--- Start of Input material ---
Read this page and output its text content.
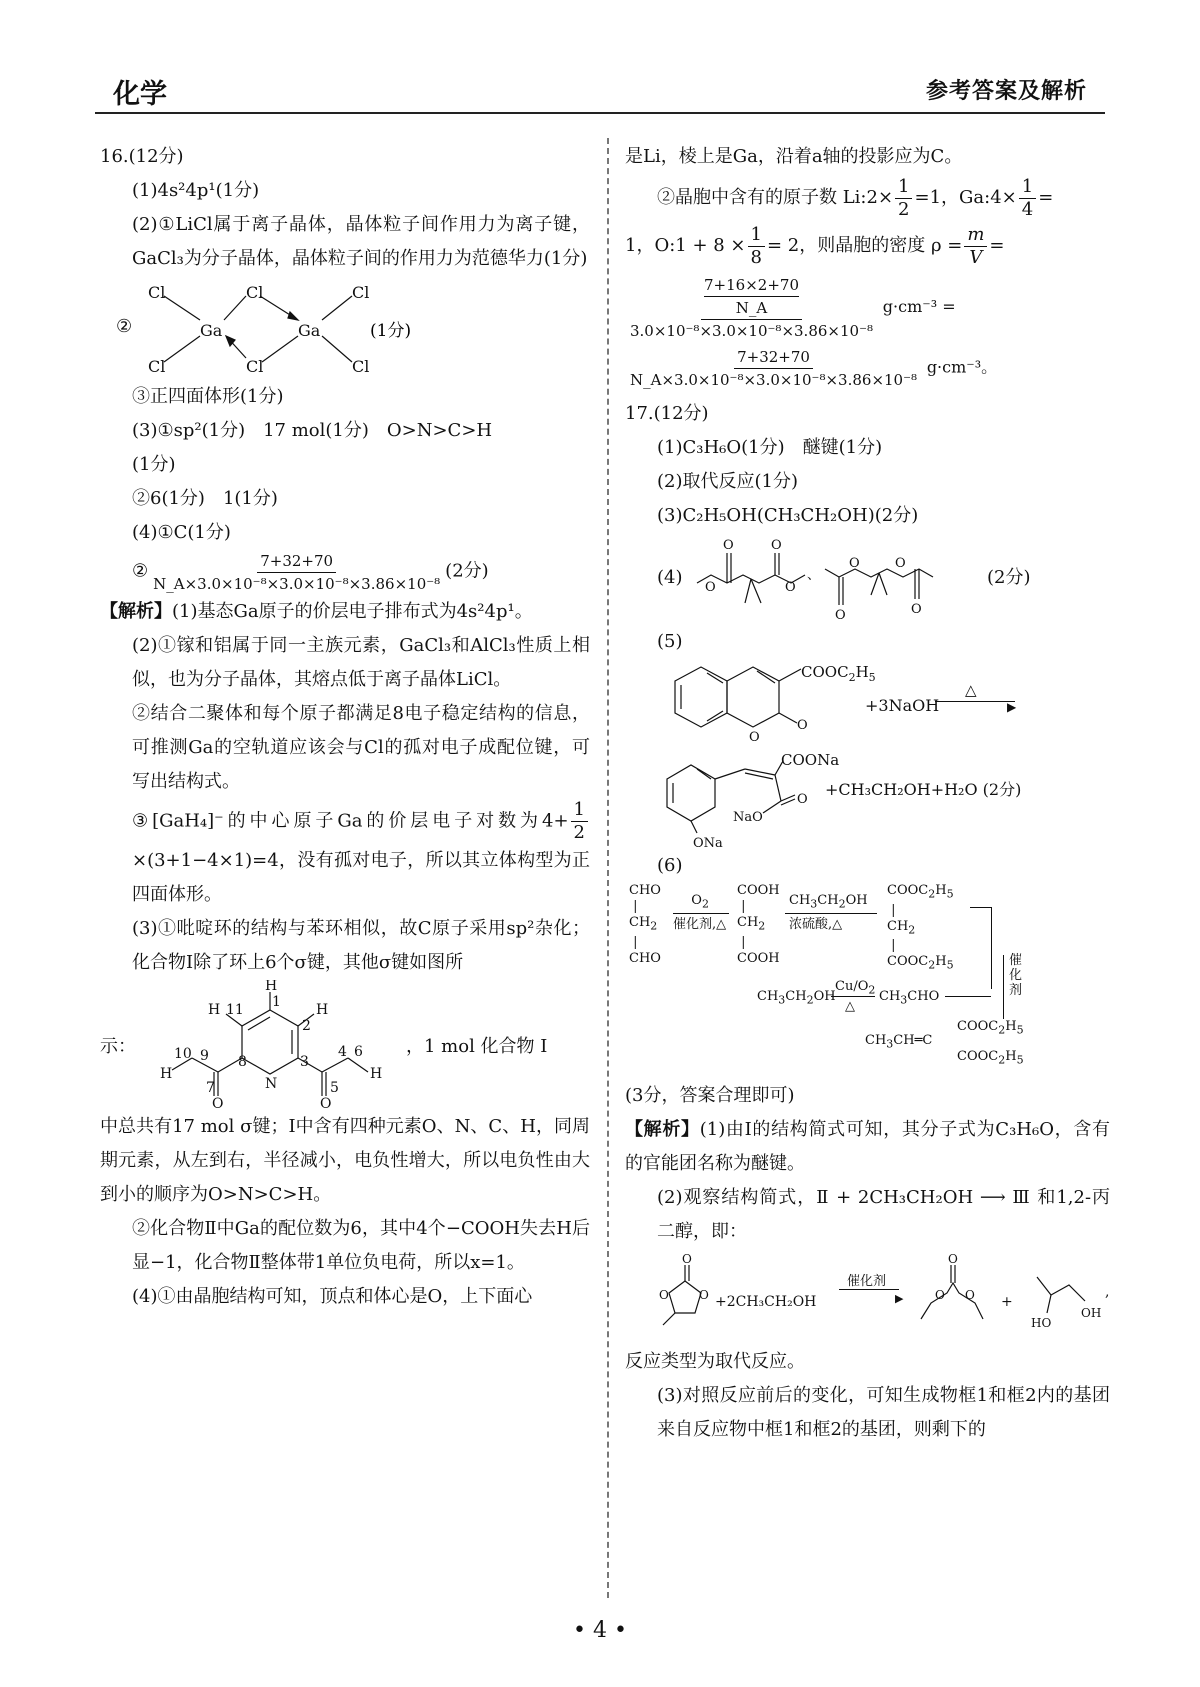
化学	参考答案及解析

16.(12分)

(1)4s²4p¹(1分)

(2)①LiCl属于离子晶体，晶体粒子间作用力为离子键，GaCl₃为分子晶体，晶体粒子间的作用力为范德华力(1分)

②
Cl
Cl
Ga
Cl
Cl
Ga
Cl
Cl
(1分)

③正四面体形(1分)

(3)①sp²(1分)　17 mol(1分)　O>N>C>H

(1分)

②6(1分)　1(1分)

(4)①C(1分)

② $\frac{7+32+70}{\text{N\_A×3.0×10⁻⁸×3.0×10⁻⁸×3.86×10⁻⁸}} (2$分)

【解析】(1)基态Ga原子的价层电子排布式为4s²4p¹。

(2)①镓和铝属于同一主族元素，GaCl₃和AlCl₃性质上相似，也为分子晶体，其熔点低于离子晶体LiCl。

②结合二聚体和每个原子都满足8电子稳定结构的信息，可推测Ga的空轨道应该会与Cl的孤对电子成配位键，可写出结构式。

③[GaH₄]⁻的中心原子Ga的价层电子对数为$4+ \frac{1}{2}$
×(3+1−4×1)=4，没有孤对电子，所以其立体构型为正四面体形。

(3)①吡啶环的结构与苯环相似，故C原子采用sp²杂化；化合物Ⅰ除了环上6个σ键，其他σ键如图所

示：
H
1
H 11	H
2
N
3
8
H
10 9
7
O
4
5
O
6
H
，1 mol 化合物 Ⅰ

中总共有17 mol σ键；Ⅰ中含有四种元素O、N、C、H，同周期元素，从左到右，半径减小，电负性增大，所以电负性由大到小的顺序为O>N>C>H。

②化合物Ⅱ中Ga的配位数为6，其中4个−COOH失去H后显−1，化合物Ⅱ整体带1单位负电荷，所以x=1。

(4)①由晶胞结构可知，顶点和体心是O，上下面心

是Li，棱上是Ga，沿着a轴的投影应为C。

②晶胞中含有的原子数 Li:2× $\frac{1}{2} =1$，Ga:4× $\frac{1}{4}$ =

1，O:1 + $8 \times \frac{1}{8} = 2$，则晶胞的密度 $\rho = \frac{m}{V}$ =

7+16×2+70
N_A
3.0×10⁻⁸×3.0×10⁻⁸×3.86×10⁻⁸ g·cm⁻³ =
$\frac{7+32+70}{\text{N\_A×3.0×10⁻⁸×3.0×10⁻⁸×3.86×10⁻⁸}} g\cdot cm^{-3}$。

17.(12分)

(1)C₃H₆O(1分)　醚键(1分)

(2)取代反应(1分)

(3)C₂H₅OH(CH₃CH₂OH)(2分)

(4)
O	O
O	O
、
O	O
O	O
(2分)

(5)

O
O
$COOC_2H_5$
+3NaOH
△
▶
O
NaO
ONa
COONa
+CH₃CH₂OH+H₂O (2分)

(6)

CHO
|
$CH_2$
|
CHO
$O_2$
催化剂,△
COOH
|
$CH_2$
|
COOH
$CH_3CH_2OH$
浓硫酸,△
$COOC_2H_5$
|
$CH_2$
|
$COOC_2H_5$	催
化
剂
$CH_3CH_2OH$
$Cu/O_2$
△
$CH_3CHO$
$CH_3CH═C$
$COOC_2H_5$
$COOC_2H_5$

(3分，答案合理即可)

【解析】(1)由Ⅰ的结构简式可知，其分子式为C₃H₆O，含有的官能团名称为醚键。

(2)观察结构简式，Ⅱ + 2CH₃CH₂OH ⟶ Ⅲ 和1,2-丙二醇，即：

O
O	O +2CH₃CH₂OH
催化剂
▶
O
O O +
HO
OH
,

反应类型为取代反应。

(3)对照反应前后的变化，可知生成物框1和框2内的基团来自反应物中框1和框2的基团，则剩下的

• 4 •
--- End of Input material ---
— What is required —
Reproduce the material in full, word for word, and omit the pictures.

— Exercise answer —
Read this page and output its text content.
化学	参考答案及解析

16.(12分)

(1)4s²4p¹(1分)

(2)①LiCl属于离子晶体，晶体粒子间作用力为离子键，GaCl₃为分子晶体，晶体粒子间的作用力为范德华力(1分)

②
Cl
Cl
Ga
Cl
Cl
Ga
Cl
Cl
(1分)

③正四面体形(1分)

(3)①sp²(1分)　17 mol(1分)　O>N>C>H

(1分)

②6(1分)　1(1分)

(4)①C(1分)

② $\frac{7+32+70}{\text{N\_A×3.0×10⁻⁸×3.0×10⁻⁸×3.86×10⁻⁸}} (2$分)

【解析】(1)基态Ga原子的价层电子排布式为4s²4p¹。

(2)①镓和铝属于同一主族元素，GaCl₃和AlCl₃性质上相似，也为分子晶体，其熔点低于离子晶体LiCl。

②结合二聚体和每个原子都满足8电子稳定结构的信息，可推测Ga的空轨道应该会与Cl的孤对电子成配位键，可写出结构式。

③[GaH₄]⁻的中心原子Ga的价层电子对数为$4+ \frac{1}{2}$
×(3+1−4×1)=4，没有孤对电子，所以其立体构型为正四面体形。

(3)①吡啶环的结构与苯环相似，故C原子采用sp²杂化；化合物Ⅰ除了环上6个σ键，其他σ键如图所

示：
H
1
H 11	H
2
N
3
8
H
10 9
7
O
4
5
O
6
H
，1 mol 化合物 Ⅰ

中总共有17 mol σ键；Ⅰ中含有四种元素O、N、C、H，同周期元素，从左到右，半径减小，电负性增大，所以电负性由大到小的顺序为O>N>C>H。

②化合物Ⅱ中Ga的配位数为6，其中4个−COOH失去H后显−1，化合物Ⅱ整体带1单位负电荷，所以x=1。

(4)①由晶胞结构可知，顶点和体心是O，上下面心

是Li，棱上是Ga，沿着a轴的投影应为C。

②晶胞中含有的原子数 Li:2× $\frac{1}{2} =1$，Ga:4× $\frac{1}{4}$ =

1，O:1 + $8 \times \frac{1}{8} = 2$，则晶胞的密度 $\rho = \frac{m}{V}$ =

7+16×2+70
N_A
3.0×10⁻⁸×3.0×10⁻⁸×3.86×10⁻⁸ g·cm⁻³ =
$\frac{7+32+70}{\text{N\_A×3.0×10⁻⁸×3.0×10⁻⁸×3.86×10⁻⁸}} g\cdot cm^{-3}$。

17.(12分)

(1)C₃H₆O(1分)　醚键(1分)

(2)取代反应(1分)

(3)C₂H₅OH(CH₃CH₂OH)(2分)

(4)
O	O
O	O
、
O	O
O	O
(2分)

(5)

O
O
$COOC_2H_5$
+3NaOH
△
▶
O
NaO
ONa
COONa
+CH₃CH₂OH+H₂O (2分)

(6)

CHO
|
$CH_2$
|
CHO
$O_2$
催化剂,△
COOH
|
$CH_2$
|
COOH
$CH_3CH_2OH$
浓硫酸,△
$COOC_2H_5$
|
$CH_2$
|
$COOC_2H_5$	催
化
剂
$CH_3CH_2OH$
$Cu/O_2$
△
$CH_3CHO$
$CH_3CH═C$
$COOC_2H_5$
$COOC_2H_5$

(3分，答案合理即可)

【解析】(1)由Ⅰ的结构简式可知，其分子式为C₃H₆O，含有的官能团名称为醚键。

(2)观察结构简式，Ⅱ + 2CH₃CH₂OH ⟶ Ⅲ 和1,2-丙二醇，即：

O
O	O +2CH₃CH₂OH
催化剂
▶
O
O O +
HO
OH
,

反应类型为取代反应。

(3)对照反应前后的变化，可知生成物框1和框2内的基团来自反应物中框1和框2的基团，则剩下的

• 4 •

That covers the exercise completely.